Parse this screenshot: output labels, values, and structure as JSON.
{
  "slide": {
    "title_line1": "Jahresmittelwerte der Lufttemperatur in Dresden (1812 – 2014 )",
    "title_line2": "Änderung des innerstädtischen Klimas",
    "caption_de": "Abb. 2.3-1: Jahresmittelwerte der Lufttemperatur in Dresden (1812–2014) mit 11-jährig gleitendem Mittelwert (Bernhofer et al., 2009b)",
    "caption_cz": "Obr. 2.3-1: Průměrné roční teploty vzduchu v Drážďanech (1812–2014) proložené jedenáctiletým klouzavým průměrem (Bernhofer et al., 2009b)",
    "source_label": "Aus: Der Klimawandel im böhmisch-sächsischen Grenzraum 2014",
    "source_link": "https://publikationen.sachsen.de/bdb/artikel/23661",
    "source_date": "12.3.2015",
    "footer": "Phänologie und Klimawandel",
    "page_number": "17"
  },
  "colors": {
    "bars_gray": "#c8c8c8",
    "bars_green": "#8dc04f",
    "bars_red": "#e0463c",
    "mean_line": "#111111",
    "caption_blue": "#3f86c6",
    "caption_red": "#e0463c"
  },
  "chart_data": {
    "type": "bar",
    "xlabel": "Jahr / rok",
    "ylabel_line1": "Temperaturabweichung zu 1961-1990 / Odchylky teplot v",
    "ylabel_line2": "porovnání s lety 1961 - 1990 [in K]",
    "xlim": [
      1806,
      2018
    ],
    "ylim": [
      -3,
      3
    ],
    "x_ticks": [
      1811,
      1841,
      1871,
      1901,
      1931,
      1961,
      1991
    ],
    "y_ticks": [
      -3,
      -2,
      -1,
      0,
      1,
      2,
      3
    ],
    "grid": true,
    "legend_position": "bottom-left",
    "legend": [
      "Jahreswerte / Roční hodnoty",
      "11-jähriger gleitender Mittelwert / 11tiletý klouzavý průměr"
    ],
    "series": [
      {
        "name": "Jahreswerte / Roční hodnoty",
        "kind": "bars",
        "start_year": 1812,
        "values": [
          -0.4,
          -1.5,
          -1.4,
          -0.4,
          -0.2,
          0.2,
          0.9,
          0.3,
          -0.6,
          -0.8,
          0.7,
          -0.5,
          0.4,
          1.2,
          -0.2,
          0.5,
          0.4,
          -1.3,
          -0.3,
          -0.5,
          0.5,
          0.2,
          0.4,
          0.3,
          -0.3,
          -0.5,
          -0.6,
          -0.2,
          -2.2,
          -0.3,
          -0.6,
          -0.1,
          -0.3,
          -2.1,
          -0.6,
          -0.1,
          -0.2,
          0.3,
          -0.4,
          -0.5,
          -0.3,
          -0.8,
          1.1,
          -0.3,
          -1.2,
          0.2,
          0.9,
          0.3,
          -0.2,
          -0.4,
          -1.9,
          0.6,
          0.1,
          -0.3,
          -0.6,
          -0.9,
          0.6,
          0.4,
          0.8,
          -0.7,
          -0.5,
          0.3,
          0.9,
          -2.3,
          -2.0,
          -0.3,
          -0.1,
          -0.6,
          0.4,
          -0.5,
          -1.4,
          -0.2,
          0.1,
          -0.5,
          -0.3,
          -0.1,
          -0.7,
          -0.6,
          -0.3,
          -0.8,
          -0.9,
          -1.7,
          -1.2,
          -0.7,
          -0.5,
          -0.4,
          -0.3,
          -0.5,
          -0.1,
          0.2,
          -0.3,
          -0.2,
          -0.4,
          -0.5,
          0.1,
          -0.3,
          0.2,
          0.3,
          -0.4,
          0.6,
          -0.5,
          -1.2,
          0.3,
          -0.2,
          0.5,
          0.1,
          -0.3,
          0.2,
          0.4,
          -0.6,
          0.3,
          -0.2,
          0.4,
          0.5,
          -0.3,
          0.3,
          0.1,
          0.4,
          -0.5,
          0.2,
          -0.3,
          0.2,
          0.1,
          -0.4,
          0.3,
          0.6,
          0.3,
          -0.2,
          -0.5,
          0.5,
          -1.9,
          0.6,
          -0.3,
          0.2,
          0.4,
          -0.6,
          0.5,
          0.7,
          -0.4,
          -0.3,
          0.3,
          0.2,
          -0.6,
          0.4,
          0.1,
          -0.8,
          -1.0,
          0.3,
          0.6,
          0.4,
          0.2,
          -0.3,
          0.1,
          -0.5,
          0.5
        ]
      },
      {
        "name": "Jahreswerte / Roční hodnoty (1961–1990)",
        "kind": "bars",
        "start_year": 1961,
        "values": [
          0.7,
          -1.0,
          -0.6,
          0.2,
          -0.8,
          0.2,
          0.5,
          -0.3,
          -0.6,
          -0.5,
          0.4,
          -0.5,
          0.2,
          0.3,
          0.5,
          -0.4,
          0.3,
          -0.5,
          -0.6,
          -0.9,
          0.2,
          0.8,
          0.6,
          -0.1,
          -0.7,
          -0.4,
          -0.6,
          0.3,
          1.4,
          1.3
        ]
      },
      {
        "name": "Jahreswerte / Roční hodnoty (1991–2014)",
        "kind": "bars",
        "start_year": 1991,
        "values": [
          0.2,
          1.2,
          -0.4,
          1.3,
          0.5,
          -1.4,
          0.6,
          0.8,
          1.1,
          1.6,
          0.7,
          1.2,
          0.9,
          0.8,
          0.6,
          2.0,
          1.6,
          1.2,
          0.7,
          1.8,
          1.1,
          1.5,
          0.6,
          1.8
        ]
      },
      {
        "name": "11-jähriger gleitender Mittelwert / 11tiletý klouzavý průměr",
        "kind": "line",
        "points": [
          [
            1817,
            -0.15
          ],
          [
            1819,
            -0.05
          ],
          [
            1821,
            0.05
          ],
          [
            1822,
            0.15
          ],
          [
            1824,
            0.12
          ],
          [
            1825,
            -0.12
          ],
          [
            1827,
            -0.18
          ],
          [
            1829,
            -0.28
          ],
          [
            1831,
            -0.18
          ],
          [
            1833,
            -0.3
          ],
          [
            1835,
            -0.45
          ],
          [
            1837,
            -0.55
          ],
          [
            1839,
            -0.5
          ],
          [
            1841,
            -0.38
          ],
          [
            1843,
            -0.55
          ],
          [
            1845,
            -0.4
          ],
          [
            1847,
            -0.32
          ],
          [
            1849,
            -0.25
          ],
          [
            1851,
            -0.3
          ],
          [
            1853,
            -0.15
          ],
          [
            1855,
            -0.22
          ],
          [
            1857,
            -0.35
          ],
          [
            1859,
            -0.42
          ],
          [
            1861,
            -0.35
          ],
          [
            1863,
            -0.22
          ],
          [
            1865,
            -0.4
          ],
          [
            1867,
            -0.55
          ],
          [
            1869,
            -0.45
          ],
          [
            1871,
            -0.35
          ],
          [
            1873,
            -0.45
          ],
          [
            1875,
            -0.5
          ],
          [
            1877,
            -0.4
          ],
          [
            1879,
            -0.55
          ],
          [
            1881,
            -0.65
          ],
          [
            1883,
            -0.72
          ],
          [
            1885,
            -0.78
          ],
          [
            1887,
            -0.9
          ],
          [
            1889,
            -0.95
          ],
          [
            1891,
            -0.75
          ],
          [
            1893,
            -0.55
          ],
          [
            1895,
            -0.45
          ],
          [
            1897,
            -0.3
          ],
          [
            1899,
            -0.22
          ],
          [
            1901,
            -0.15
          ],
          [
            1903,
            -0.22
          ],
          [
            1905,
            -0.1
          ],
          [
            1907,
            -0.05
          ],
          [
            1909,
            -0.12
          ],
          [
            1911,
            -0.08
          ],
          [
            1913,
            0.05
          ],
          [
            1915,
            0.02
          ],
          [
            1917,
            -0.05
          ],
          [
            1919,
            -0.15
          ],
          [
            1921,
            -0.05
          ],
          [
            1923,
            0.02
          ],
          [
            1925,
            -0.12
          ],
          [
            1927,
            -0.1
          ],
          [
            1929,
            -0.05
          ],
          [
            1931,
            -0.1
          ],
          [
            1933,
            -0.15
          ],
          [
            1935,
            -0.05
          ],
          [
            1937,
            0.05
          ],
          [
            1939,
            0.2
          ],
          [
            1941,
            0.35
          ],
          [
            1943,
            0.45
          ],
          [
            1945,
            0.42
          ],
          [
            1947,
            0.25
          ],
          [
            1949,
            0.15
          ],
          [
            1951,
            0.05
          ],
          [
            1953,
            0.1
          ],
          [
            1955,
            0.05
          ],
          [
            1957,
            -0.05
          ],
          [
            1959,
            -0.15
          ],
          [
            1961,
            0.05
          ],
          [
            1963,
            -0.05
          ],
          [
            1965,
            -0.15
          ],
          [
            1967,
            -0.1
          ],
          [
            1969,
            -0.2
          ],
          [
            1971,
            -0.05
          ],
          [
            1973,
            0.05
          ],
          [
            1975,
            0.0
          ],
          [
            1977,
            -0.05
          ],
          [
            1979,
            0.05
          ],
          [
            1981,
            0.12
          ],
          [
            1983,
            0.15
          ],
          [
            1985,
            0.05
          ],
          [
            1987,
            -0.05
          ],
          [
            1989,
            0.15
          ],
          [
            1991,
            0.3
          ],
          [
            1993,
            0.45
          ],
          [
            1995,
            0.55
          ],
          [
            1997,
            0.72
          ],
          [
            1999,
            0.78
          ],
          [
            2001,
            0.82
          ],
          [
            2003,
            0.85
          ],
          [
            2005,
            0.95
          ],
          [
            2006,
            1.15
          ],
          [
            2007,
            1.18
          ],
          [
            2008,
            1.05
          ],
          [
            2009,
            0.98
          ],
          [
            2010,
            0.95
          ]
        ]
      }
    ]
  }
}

···

**REQUEST**
In the lines above, locate the string "Jahreswerte". Copy every line where it occurs.

**TASK OUTPUT**
      "Jahreswerte / Roční hodnoty",
        "name": "Jahreswerte / Roční hodnoty",
        "name": "Jahreswerte / Roční hodnoty (1961–1990)",
        "name": "Jahreswerte / Roční hodnoty (1991–2014)",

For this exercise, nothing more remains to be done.